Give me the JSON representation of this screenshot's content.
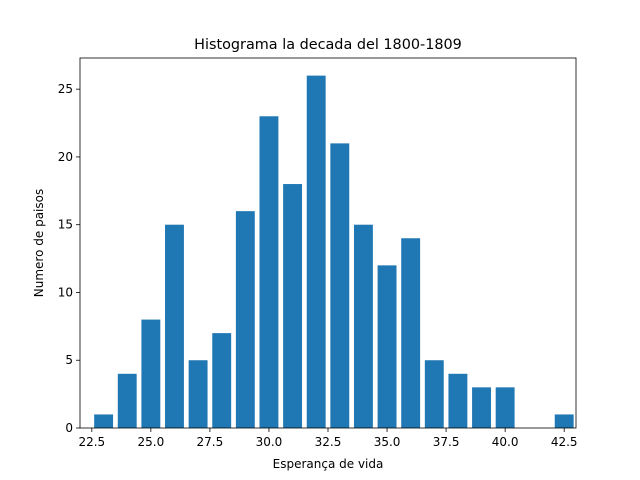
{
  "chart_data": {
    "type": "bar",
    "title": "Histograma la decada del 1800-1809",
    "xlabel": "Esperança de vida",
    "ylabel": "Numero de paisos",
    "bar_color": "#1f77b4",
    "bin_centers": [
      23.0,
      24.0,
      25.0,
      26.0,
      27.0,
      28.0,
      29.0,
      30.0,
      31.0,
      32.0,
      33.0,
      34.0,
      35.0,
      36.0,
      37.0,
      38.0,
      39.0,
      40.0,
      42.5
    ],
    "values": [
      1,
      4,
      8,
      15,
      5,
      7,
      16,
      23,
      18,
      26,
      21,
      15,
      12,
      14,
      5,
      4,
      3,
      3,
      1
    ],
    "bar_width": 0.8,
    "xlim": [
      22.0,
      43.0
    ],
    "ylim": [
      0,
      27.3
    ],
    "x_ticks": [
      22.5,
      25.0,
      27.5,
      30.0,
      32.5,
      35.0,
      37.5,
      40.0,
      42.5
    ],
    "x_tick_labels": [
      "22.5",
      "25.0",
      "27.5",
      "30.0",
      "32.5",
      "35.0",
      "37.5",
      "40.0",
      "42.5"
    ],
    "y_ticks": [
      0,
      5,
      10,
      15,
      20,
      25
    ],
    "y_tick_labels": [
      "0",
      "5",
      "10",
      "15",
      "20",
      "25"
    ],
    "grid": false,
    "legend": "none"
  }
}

○ ○ ○ ○ ○

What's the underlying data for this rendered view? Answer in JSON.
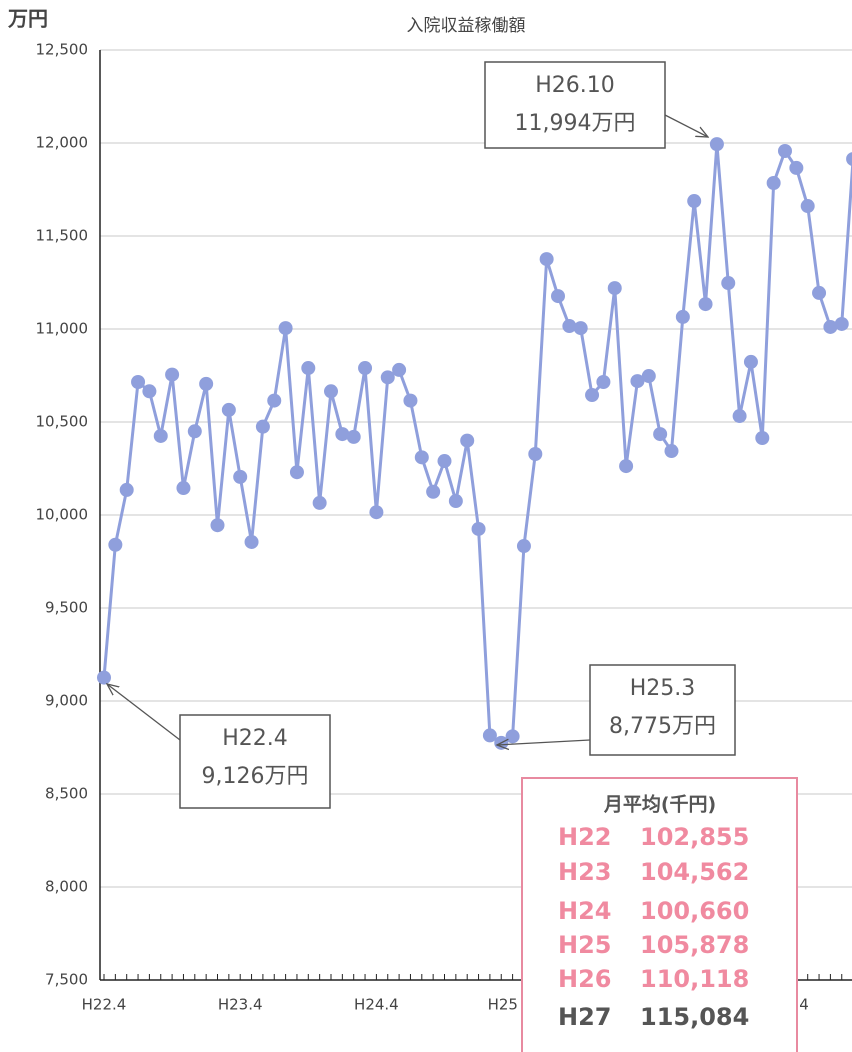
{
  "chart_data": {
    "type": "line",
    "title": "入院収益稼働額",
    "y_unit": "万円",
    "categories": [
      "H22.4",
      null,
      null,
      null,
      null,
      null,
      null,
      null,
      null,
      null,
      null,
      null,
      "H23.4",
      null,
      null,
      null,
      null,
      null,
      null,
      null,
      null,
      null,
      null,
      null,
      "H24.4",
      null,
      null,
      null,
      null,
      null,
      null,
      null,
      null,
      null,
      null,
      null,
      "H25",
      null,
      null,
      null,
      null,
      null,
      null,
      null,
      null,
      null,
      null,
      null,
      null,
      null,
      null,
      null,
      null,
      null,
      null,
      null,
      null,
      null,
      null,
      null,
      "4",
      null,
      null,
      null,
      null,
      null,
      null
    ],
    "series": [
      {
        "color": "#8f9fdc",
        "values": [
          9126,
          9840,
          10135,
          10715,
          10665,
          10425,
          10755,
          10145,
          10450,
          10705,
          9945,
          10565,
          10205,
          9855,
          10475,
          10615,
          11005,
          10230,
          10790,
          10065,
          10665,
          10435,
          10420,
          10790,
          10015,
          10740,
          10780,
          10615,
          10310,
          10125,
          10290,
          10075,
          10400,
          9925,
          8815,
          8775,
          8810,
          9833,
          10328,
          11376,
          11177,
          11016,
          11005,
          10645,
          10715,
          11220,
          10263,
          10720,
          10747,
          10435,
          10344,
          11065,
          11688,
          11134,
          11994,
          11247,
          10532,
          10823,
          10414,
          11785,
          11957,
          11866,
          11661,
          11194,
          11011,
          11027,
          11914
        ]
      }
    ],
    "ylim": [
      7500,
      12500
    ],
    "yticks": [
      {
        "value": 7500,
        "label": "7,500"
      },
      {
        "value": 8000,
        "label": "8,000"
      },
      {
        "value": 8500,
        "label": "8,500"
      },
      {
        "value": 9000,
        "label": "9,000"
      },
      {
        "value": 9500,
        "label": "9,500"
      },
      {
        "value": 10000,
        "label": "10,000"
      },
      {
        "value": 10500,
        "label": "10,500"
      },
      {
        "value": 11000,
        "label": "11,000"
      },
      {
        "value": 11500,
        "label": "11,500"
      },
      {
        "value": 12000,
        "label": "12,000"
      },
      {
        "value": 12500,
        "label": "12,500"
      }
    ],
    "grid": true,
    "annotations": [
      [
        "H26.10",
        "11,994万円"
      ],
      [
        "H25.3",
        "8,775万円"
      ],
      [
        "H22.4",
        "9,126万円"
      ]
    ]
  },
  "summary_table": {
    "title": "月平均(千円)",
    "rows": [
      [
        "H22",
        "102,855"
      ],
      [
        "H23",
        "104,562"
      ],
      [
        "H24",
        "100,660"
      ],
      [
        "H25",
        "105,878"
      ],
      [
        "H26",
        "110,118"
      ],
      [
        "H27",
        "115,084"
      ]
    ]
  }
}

○ ○ ○ ○ ○

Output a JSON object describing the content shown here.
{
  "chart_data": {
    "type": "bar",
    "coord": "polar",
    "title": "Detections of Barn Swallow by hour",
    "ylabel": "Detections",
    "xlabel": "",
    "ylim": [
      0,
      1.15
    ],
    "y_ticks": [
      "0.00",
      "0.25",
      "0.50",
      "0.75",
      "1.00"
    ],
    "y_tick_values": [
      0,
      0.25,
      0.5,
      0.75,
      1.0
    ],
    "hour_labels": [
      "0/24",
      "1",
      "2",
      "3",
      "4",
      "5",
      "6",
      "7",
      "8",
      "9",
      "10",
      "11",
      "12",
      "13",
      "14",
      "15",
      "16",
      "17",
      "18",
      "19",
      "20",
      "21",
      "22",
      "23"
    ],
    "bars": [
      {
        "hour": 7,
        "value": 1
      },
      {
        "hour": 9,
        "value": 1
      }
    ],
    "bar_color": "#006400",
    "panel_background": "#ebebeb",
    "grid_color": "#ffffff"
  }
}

○ ○ ○ ○ ○

• **Job**
Single out each line of the records above with the string "Detections" in it, and copy it.

• **Completed task**
    "title": "Detections of Barn Swallow by hour",
    "ylabel": "Detections",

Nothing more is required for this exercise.